* _Material for this task_

** BEGIN **

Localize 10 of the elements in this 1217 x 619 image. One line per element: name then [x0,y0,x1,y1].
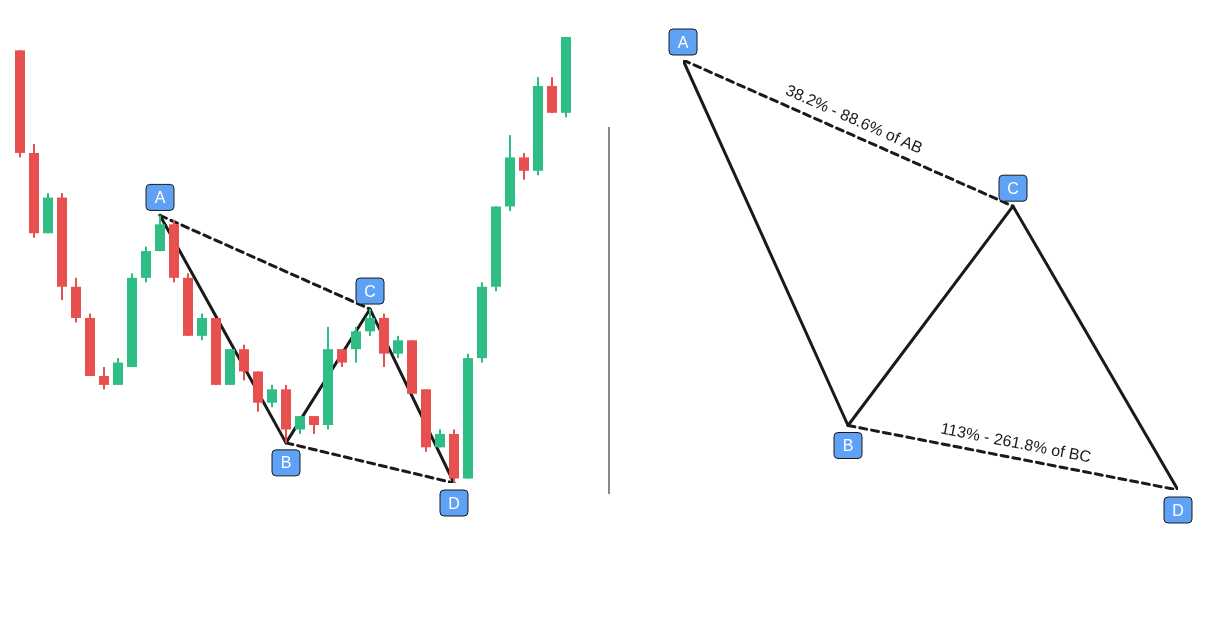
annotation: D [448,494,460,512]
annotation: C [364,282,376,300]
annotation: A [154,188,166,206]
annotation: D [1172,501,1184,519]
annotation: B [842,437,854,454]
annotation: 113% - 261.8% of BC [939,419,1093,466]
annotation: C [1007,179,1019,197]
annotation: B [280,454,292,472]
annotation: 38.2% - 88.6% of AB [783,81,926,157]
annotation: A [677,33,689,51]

** END **
** BEGIN **

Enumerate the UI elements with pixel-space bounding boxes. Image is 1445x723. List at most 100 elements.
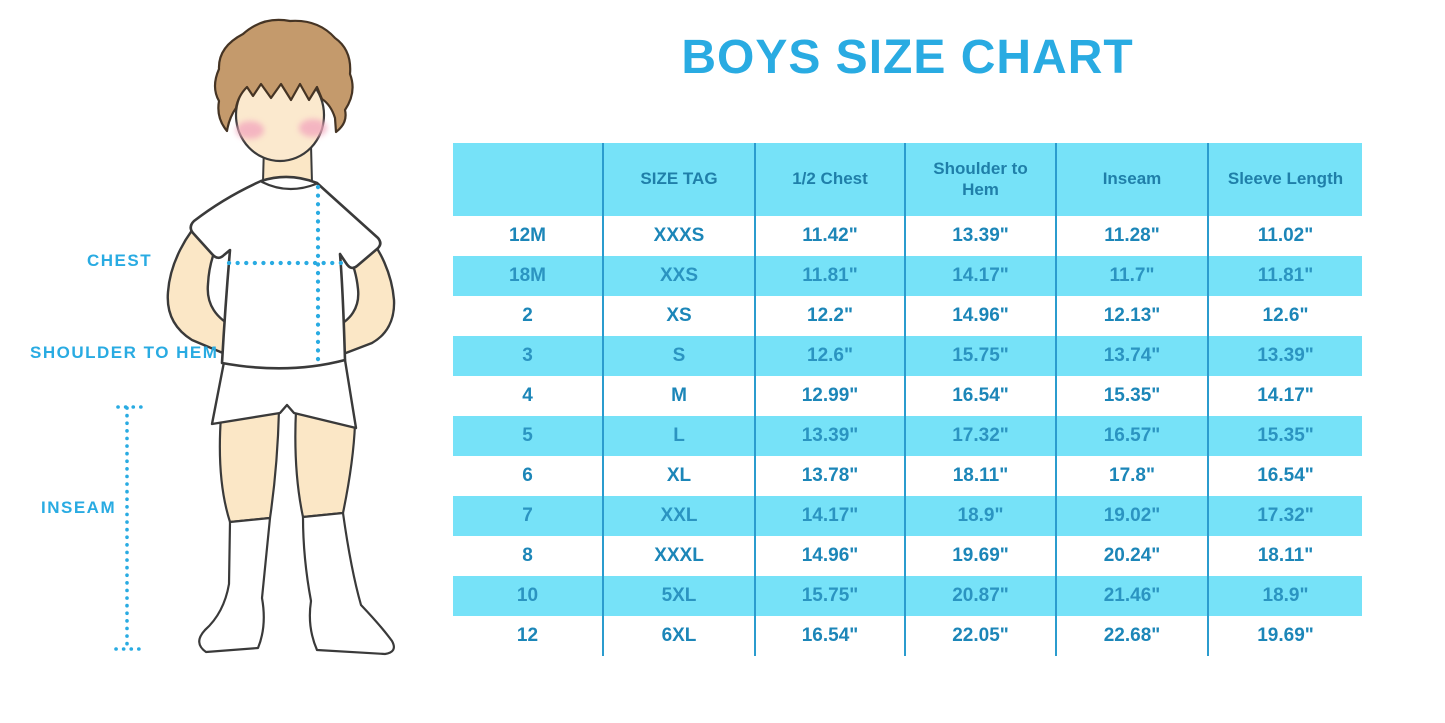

** END **

* _To do_
Express as a JSON list of strings the data lines from the line containing "Localize 10 of" up to and including the line containing "annotation: A [677,33,689,51]", one string per line, with blank lines omitted and the pictures left out.

* _Correct response_
[
  "Localize 10 of the elements in this 1217 x 619 image. One line per element: name then [x0,y0,x1,y1].",
  "annotation: D [448,494,460,512]",
  "annotation: C [364,282,376,300]",
  "annotation: A [154,188,166,206]",
  "annotation: D [1172,501,1184,519]",
  "annotation: B [842,437,854,454]",
  "annotation: 113% - 261.8% of BC [939,419,1093,466]",
  "annotation: C [1007,179,1019,197]",
  "annotation: B [280,454,292,472]",
  "annotation: 38.2% - 88.6% of AB [783,81,926,157]",
  "annotation: A [677,33,689,51]"
]